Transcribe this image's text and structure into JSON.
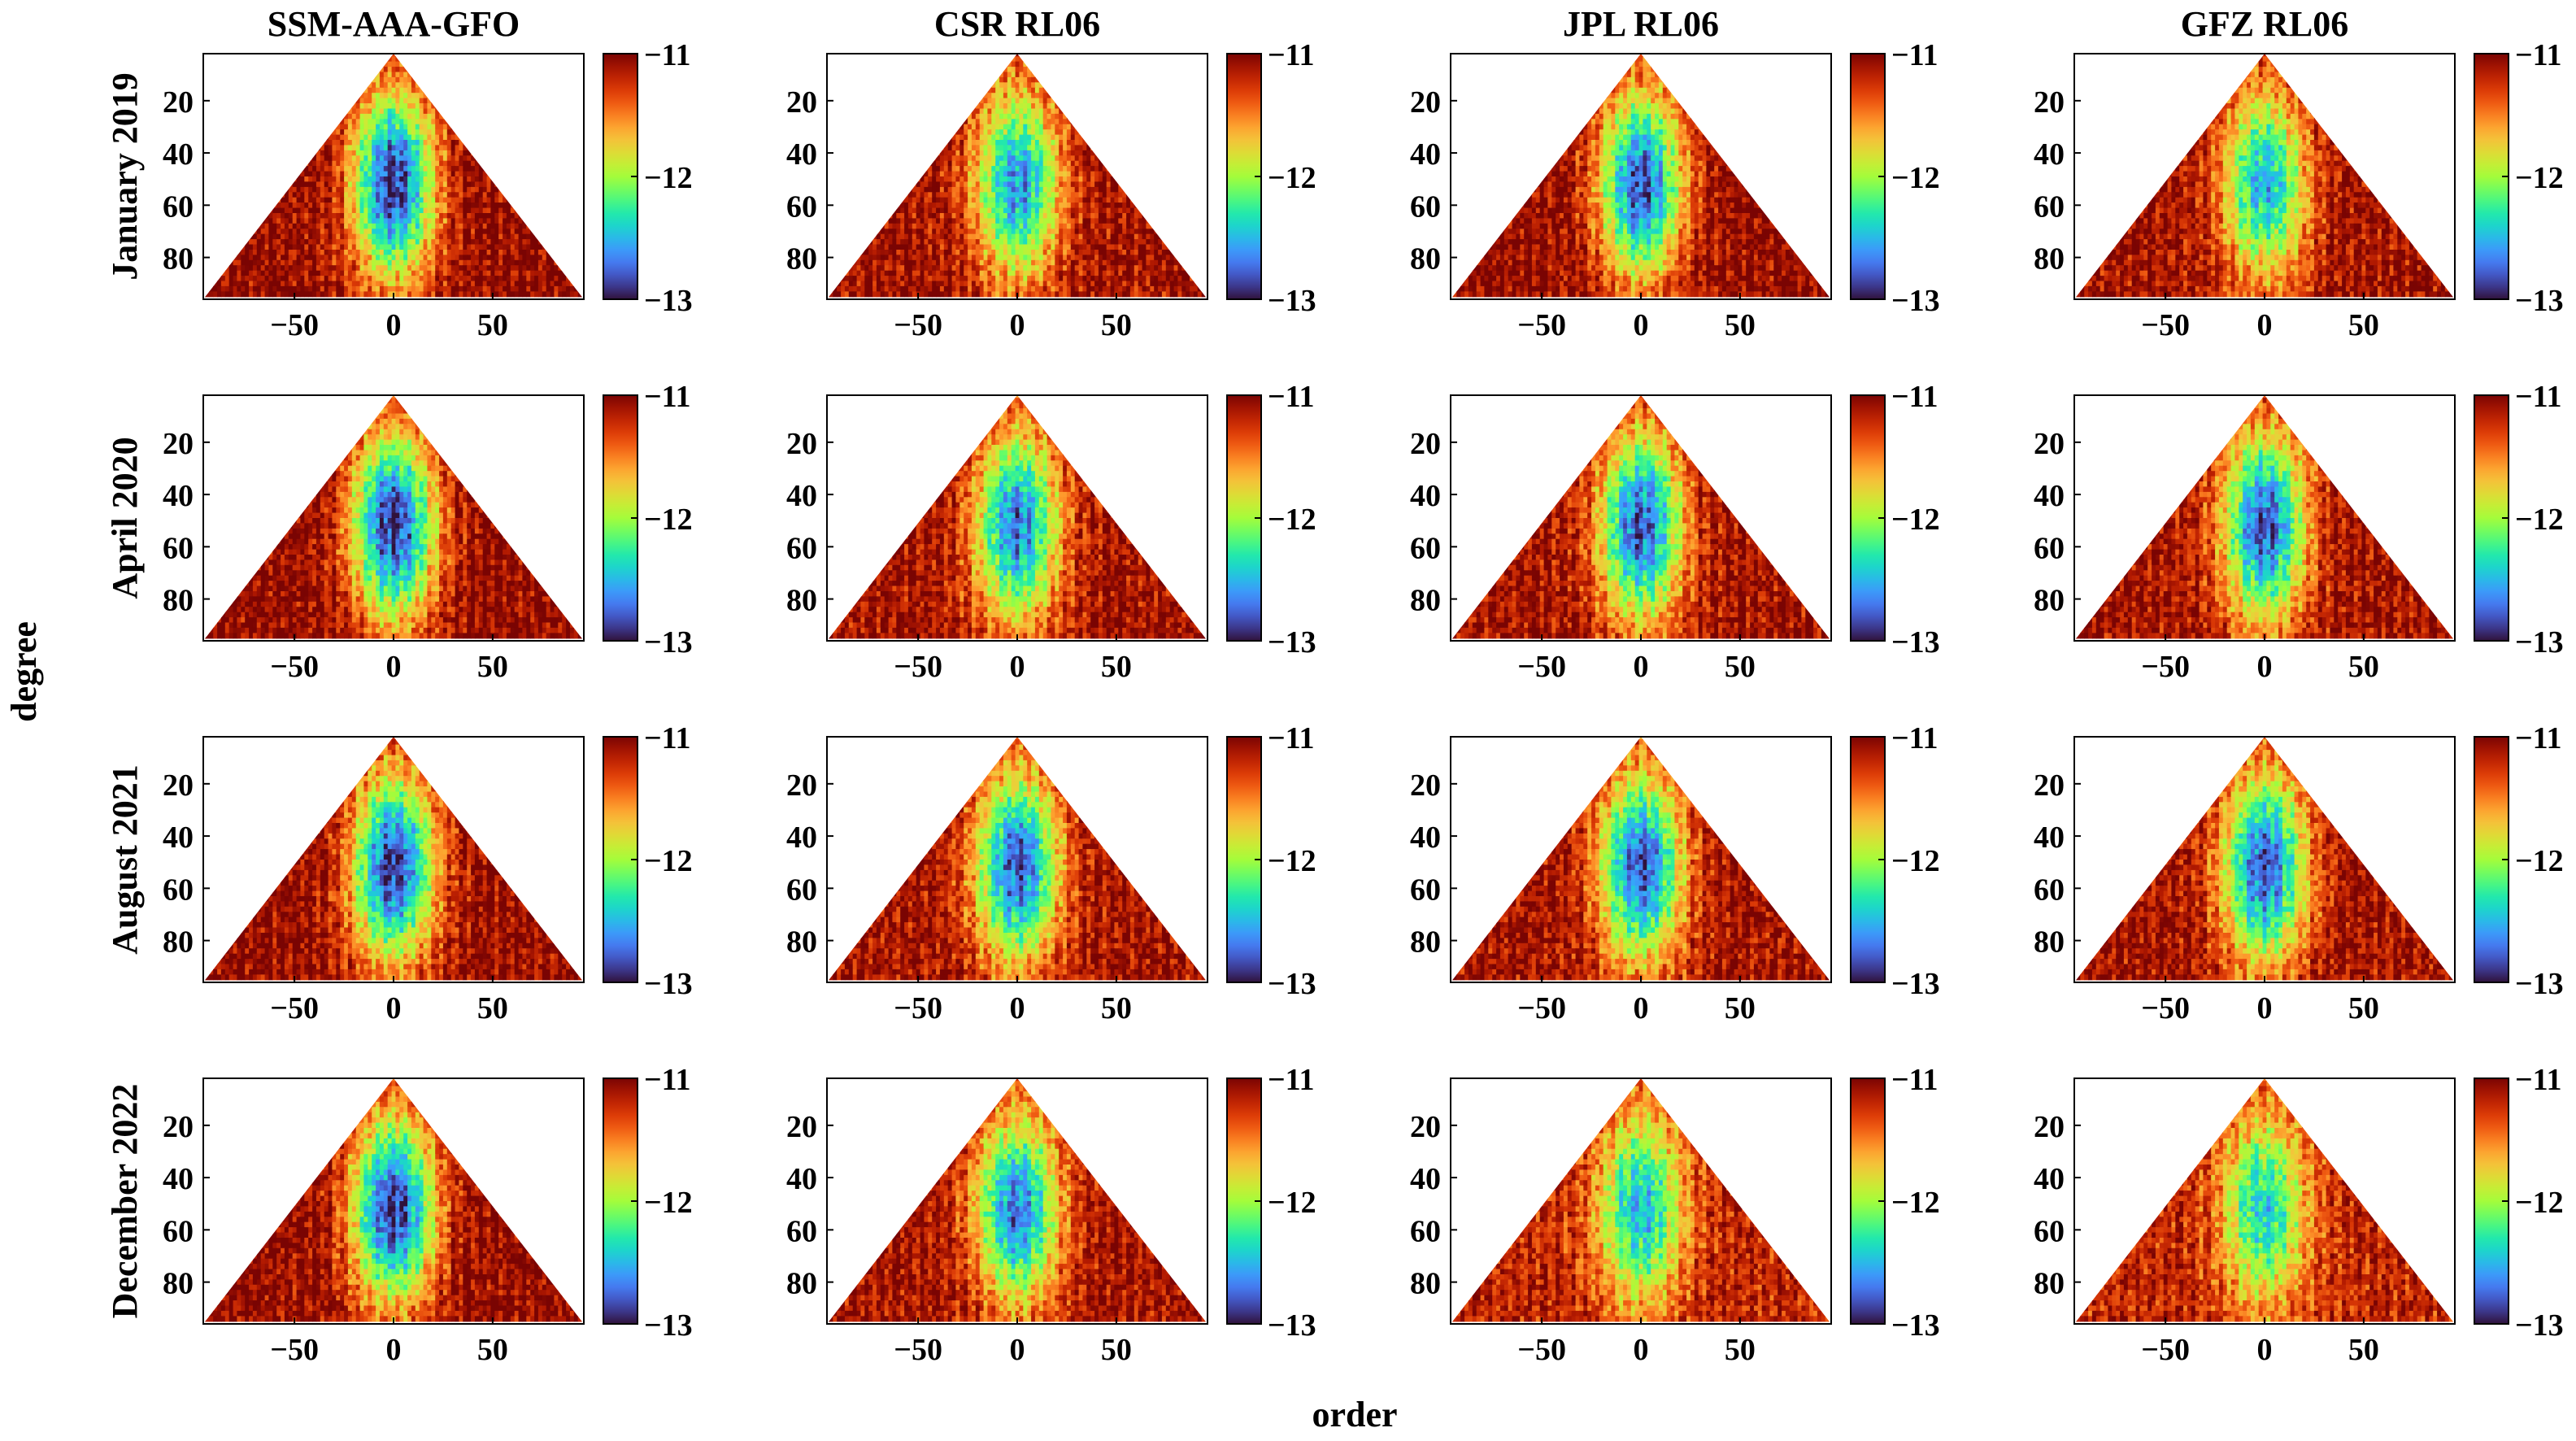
{
  "chart_data": {
    "type": "heatmap",
    "title": "",
    "xlabel": "order",
    "ylabel": "degree",
    "columns": [
      "SSM-AAA-GFO",
      "CSR RL06",
      "JPL RL06",
      "GFZ RL06"
    ],
    "rows": [
      "January 2019",
      "April 2020",
      "August 2021",
      "December 2022"
    ],
    "xlim": [
      -96,
      96
    ],
    "ylim": [
      96,
      2
    ],
    "xticks": [
      -50,
      0,
      50
    ],
    "xtick_labels": [
      "−50",
      "0",
      "50"
    ],
    "yticks": [
      20,
      40,
      60,
      80
    ],
    "ytick_labels": [
      "20",
      "40",
      "60",
      "80"
    ],
    "colorbar": {
      "range": [
        -13,
        -11
      ],
      "ticks": [
        -11,
        -12,
        -13
      ],
      "tick_labels": [
        "−11",
        "−12",
        "−13"
      ],
      "colormap": "turbo"
    },
    "colormap_stops": [
      "#30123b",
      "#4145ab",
      "#4675ed",
      "#39a2fc",
      "#1bcfd4",
      "#24eca6",
      "#61fc6c",
      "#a4fc3b",
      "#d1e834",
      "#f3c63a",
      "#fe9b2d",
      "#f36315",
      "#d93806",
      "#b11901",
      "#7a0403"
    ],
    "panels": [
      {
        "row": "January 2019",
        "column": "SSM-AAA-GFO",
        "core_min": -12.9,
        "edge_max": -11.05
      },
      {
        "row": "January 2019",
        "column": "CSR RL06",
        "core_min": -12.6,
        "edge_max": -11.1
      },
      {
        "row": "January 2019",
        "column": "JPL RL06",
        "core_min": -12.8,
        "edge_max": -11.05
      },
      {
        "row": "January 2019",
        "column": "GFZ RL06",
        "core_min": -12.5,
        "edge_max": -11.1
      },
      {
        "row": "April 2020",
        "column": "SSM-AAA-GFO",
        "core_min": -12.9,
        "edge_max": -11.05
      },
      {
        "row": "April 2020",
        "column": "CSR RL06",
        "core_min": -12.7,
        "edge_max": -11.1
      },
      {
        "row": "April 2020",
        "column": "JPL RL06",
        "core_min": -12.8,
        "edge_max": -11.1
      },
      {
        "row": "April 2020",
        "column": "GFZ RL06",
        "core_min": -12.8,
        "edge_max": -11.1
      },
      {
        "row": "August 2021",
        "column": "SSM-AAA-GFO",
        "core_min": -12.9,
        "edge_max": -11.05
      },
      {
        "row": "August 2021",
        "column": "CSR RL06",
        "core_min": -12.8,
        "edge_max": -11.1
      },
      {
        "row": "August 2021",
        "column": "JPL RL06",
        "core_min": -12.8,
        "edge_max": -11.1
      },
      {
        "row": "August 2021",
        "column": "GFZ RL06",
        "core_min": -12.8,
        "edge_max": -11.1
      },
      {
        "row": "December 2022",
        "column": "SSM-AAA-GFO",
        "core_min": -12.9,
        "edge_max": -11.05
      },
      {
        "row": "December 2022",
        "column": "CSR RL06",
        "core_min": -12.7,
        "edge_max": -11.1
      },
      {
        "row": "December 2022",
        "column": "JPL RL06",
        "core_min": -12.5,
        "edge_max": -11.2
      },
      {
        "row": "December 2022",
        "column": "GFZ RL06",
        "core_min": -12.4,
        "edge_max": -11.2
      }
    ]
  }
}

| TASK DIRECTIONS |
Repeat each entry exactly as it appears; skip any picture.

| COMPLETED TASK |
Transcribe this image's text and structure into JSON.
{
  "chart_data": {
    "type": "heatmap",
    "title": "",
    "xlabel": "order",
    "ylabel": "degree",
    "columns": [
      "SSM-AAA-GFO",
      "CSR RL06",
      "JPL RL06",
      "GFZ RL06"
    ],
    "rows": [
      "January 2019",
      "April 2020",
      "August 2021",
      "December 2022"
    ],
    "xlim": [
      -96,
      96
    ],
    "ylim": [
      96,
      2
    ],
    "xticks": [
      -50,
      0,
      50
    ],
    "xtick_labels": [
      "−50",
      "0",
      "50"
    ],
    "yticks": [
      20,
      40,
      60,
      80
    ],
    "ytick_labels": [
      "20",
      "40",
      "60",
      "80"
    ],
    "colorbar": {
      "range": [
        -13,
        -11
      ],
      "ticks": [
        -11,
        -12,
        -13
      ],
      "tick_labels": [
        "−11",
        "−12",
        "−13"
      ],
      "colormap": "turbo"
    },
    "colormap_stops": [
      "#30123b",
      "#4145ab",
      "#4675ed",
      "#39a2fc",
      "#1bcfd4",
      "#24eca6",
      "#61fc6c",
      "#a4fc3b",
      "#d1e834",
      "#f3c63a",
      "#fe9b2d",
      "#f36315",
      "#d93806",
      "#b11901",
      "#7a0403"
    ],
    "panels": [
      {
        "row": "January 2019",
        "column": "SSM-AAA-GFO",
        "core_min": -12.9,
        "edge_max": -11.05
      },
      {
        "row": "January 2019",
        "column": "CSR RL06",
        "core_min": -12.6,
        "edge_max": -11.1
      },
      {
        "row": "January 2019",
        "column": "JPL RL06",
        "core_min": -12.8,
        "edge_max": -11.05
      },
      {
        "row": "January 2019",
        "column": "GFZ RL06",
        "core_min": -12.5,
        "edge_max": -11.1
      },
      {
        "row": "April 2020",
        "column": "SSM-AAA-GFO",
        "core_min": -12.9,
        "edge_max": -11.05
      },
      {
        "row": "April 2020",
        "column": "CSR RL06",
        "core_min": -12.7,
        "edge_max": -11.1
      },
      {
        "row": "April 2020",
        "column": "JPL RL06",
        "core_min": -12.8,
        "edge_max": -11.1
      },
      {
        "row": "April 2020",
        "column": "GFZ RL06",
        "core_min": -12.8,
        "edge_max": -11.1
      },
      {
        "row": "August 2021",
        "column": "SSM-AAA-GFO",
        "core_min": -12.9,
        "edge_max": -11.05
      },
      {
        "row": "August 2021",
        "column": "CSR RL06",
        "core_min": -12.8,
        "edge_max": -11.1
      },
      {
        "row": "August 2021",
        "column": "JPL RL06",
        "core_min": -12.8,
        "edge_max": -11.1
      },
      {
        "row": "August 2021",
        "column": "GFZ RL06",
        "core_min": -12.8,
        "edge_max": -11.1
      },
      {
        "row": "December 2022",
        "column": "SSM-AAA-GFO",
        "core_min": -12.9,
        "edge_max": -11.05
      },
      {
        "row": "December 2022",
        "column": "CSR RL06",
        "core_min": -12.7,
        "edge_max": -11.1
      },
      {
        "row": "December 2022",
        "column": "JPL RL06",
        "core_min": -12.5,
        "edge_max": -11.2
      },
      {
        "row": "December 2022",
        "column": "GFZ RL06",
        "core_min": -12.4,
        "edge_max": -11.2
      }
    ]
  }
}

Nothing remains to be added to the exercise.